Can you output the material exactly as written, minus any pictures it holds?

===== PROVIDED INFORMATION

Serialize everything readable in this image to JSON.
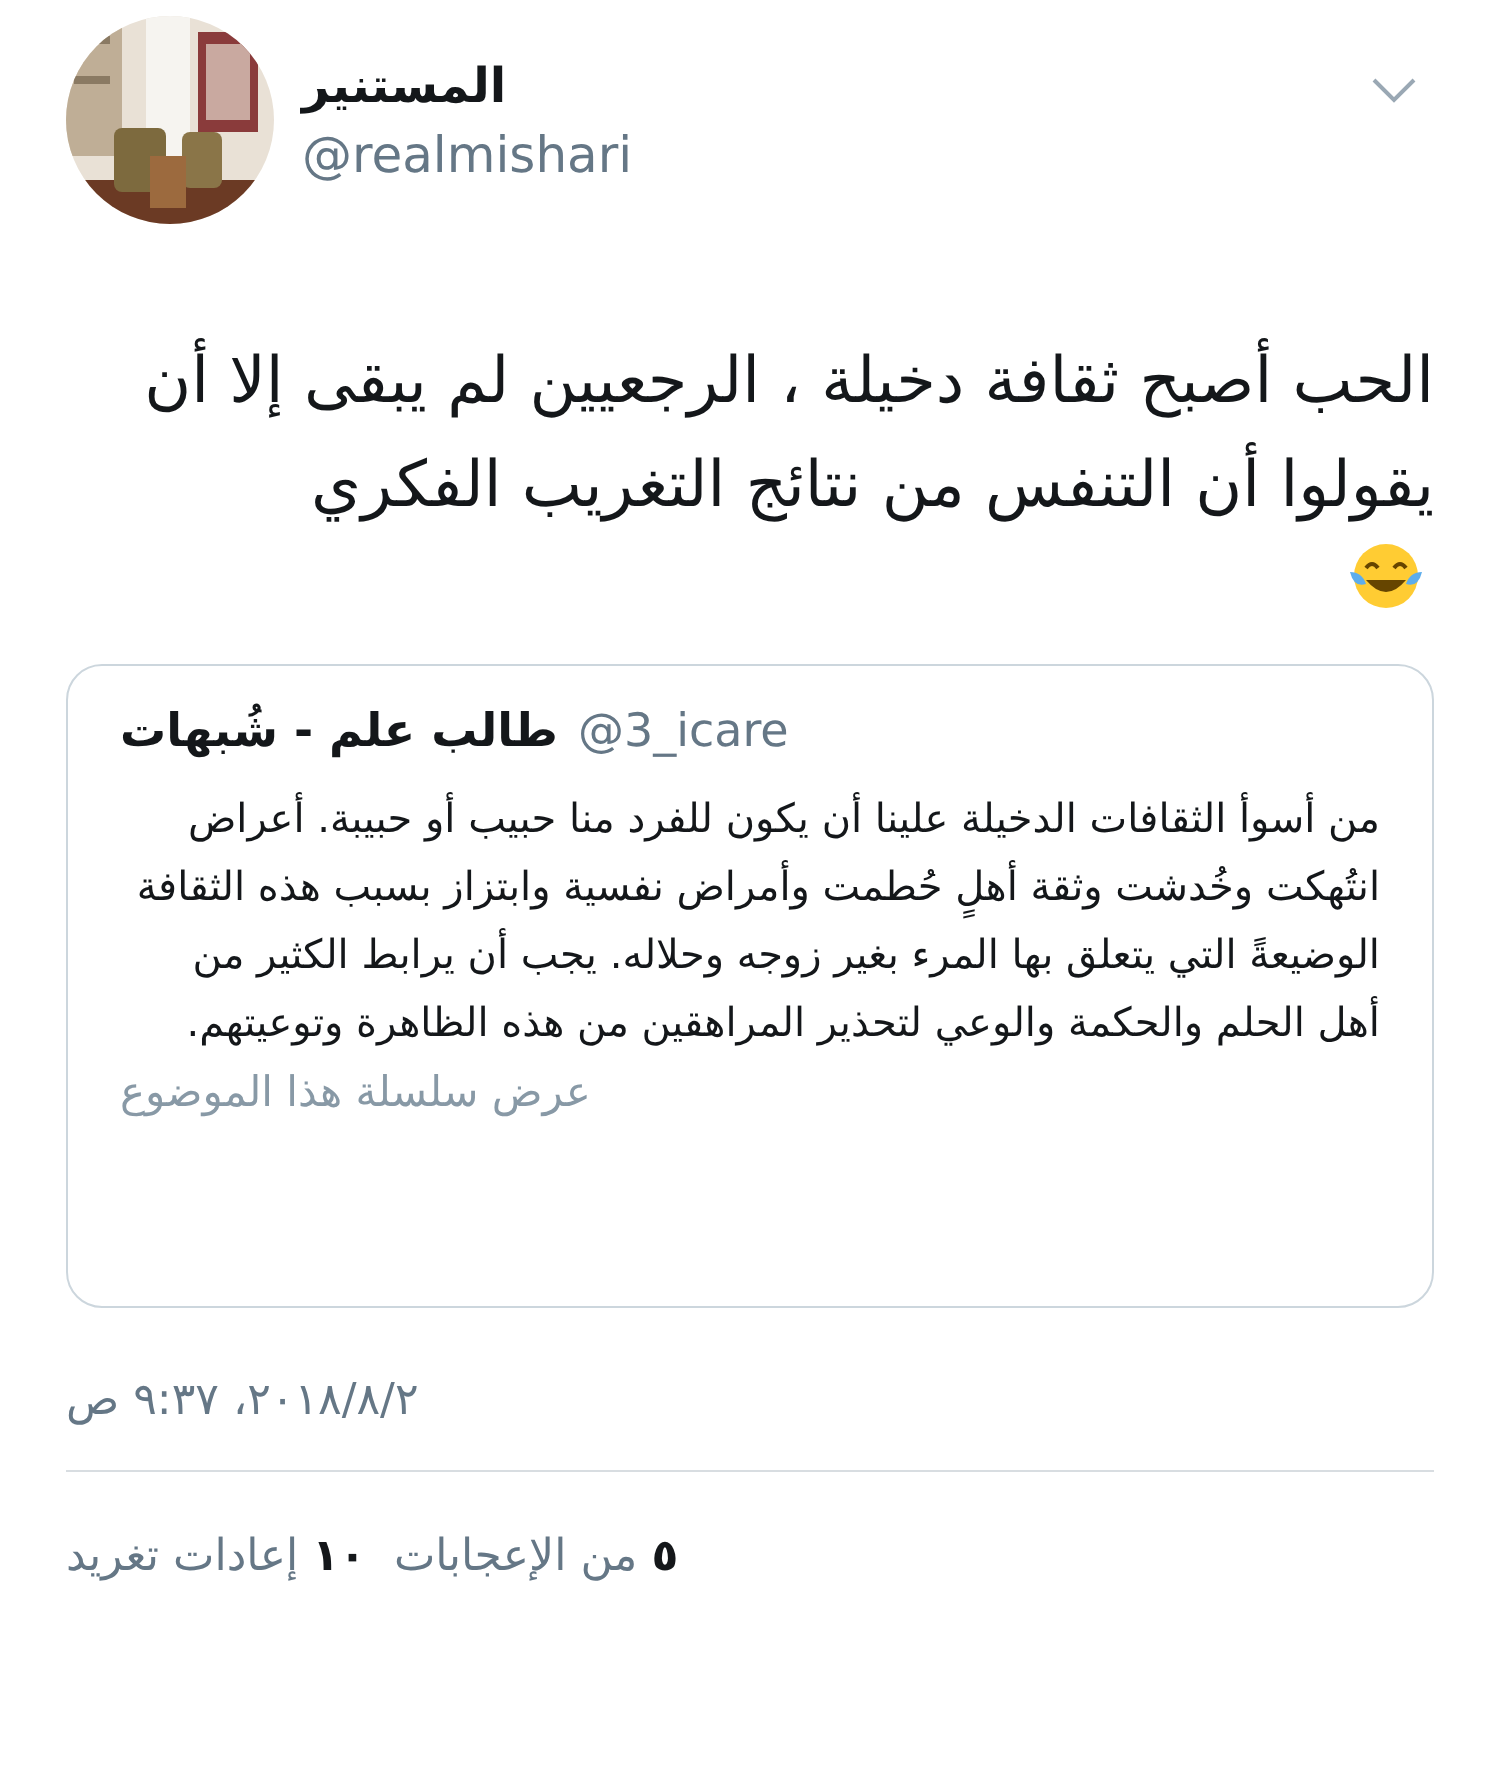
{
  "author": {
    "name": "المستنير",
    "handle": "@realmishari"
  },
  "tweet": {
    "text": "الحب أصبح ثقافة دخيلة ، الرجعيين لم يبقى إلا أن يقولوا أن التنفس من نتائج التغريب الفكري"
  },
  "quoted_tweet": {
    "name": "طالب علم - شُبهات",
    "handle": "@3_icare",
    "text": "من أسوأ الثقافات الدخيلة علينا أن يكون للفرد منا حبيب أو حبيبة. أعراض انتُهكت وخُدشت وثقة أهلٍ حُطمت وأمراض نفسية وابتزاز بسبب هذه الثقافة الوضيعةً التي يتعلق بها المرء بغير زوجه وحلاله. يجب أن يرابط الكثير من أهل الحلم والحكمة والوعي لتحذير المراهقين من هذه الظاهرة وتوعيتهم.",
    "thread_link": "عرض سلسلة هذا الموضوع"
  },
  "timestamp": "٢٠١٨/٨/٢، ٩:٣٧ ص",
  "stats": [
    {
      "count": "٥",
      "label": "من الإعجابات"
    },
    {
      "count": "١٠",
      "label": "إعادات تغريد"
    }
  ]
}
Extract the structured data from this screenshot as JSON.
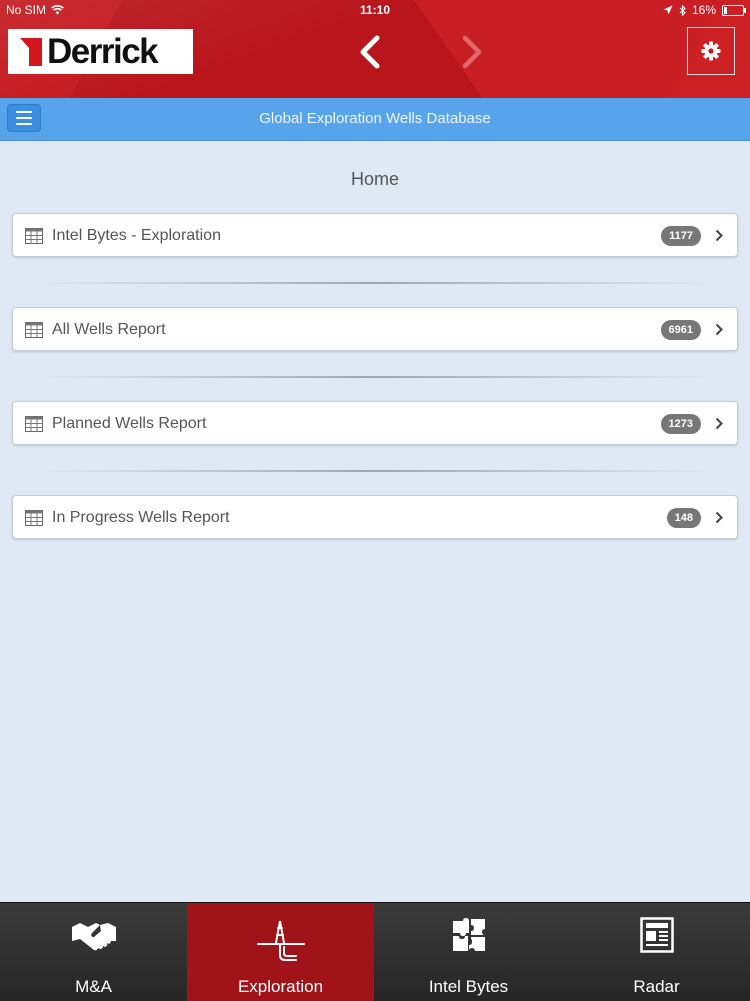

==========

FULL RESPONSE:
Serialize everything readable in this image to JSON.
{
  "author": {
    "name": "المستنير",
    "handle": "@realmishari"
  },
  "tweet": {
    "text": "الحب أصبح ثقافة دخيلة ، الرجعيين لم يبقى إلا أن يقولوا أن التنفس من نتائج التغريب الفكري"
  },
  "quoted_tweet": {
    "name": "طالب علم - شُبهات",
    "handle": "@3_icare",
    "text": "من أسوأ الثقافات الدخيلة علينا أن يكون للفرد منا حبيب أو حبيبة. أعراض انتُهكت وخُدشت وثقة أهلٍ حُطمت وأمراض نفسية وابتزاز بسبب هذه الثقافة الوضيعةً التي يتعلق بها المرء بغير زوجه وحلاله. يجب أن يرابط الكثير من أهل الحلم والحكمة والوعي لتحذير المراهقين من هذه الظاهرة وتوعيتهم.",
    "thread_link": "عرض سلسلة هذا الموضوع"
  },
  "timestamp": "٢٠١٨/٨/٢، ٩:٣٧ ص",
  "stats": [
    {
      "count": "٥",
      "label": "من الإعجابات"
    },
    {
      "count": "١٠",
      "label": "إعادات تغريد"
    }
  ]
}
Extract the structured data from this screenshot as JSON.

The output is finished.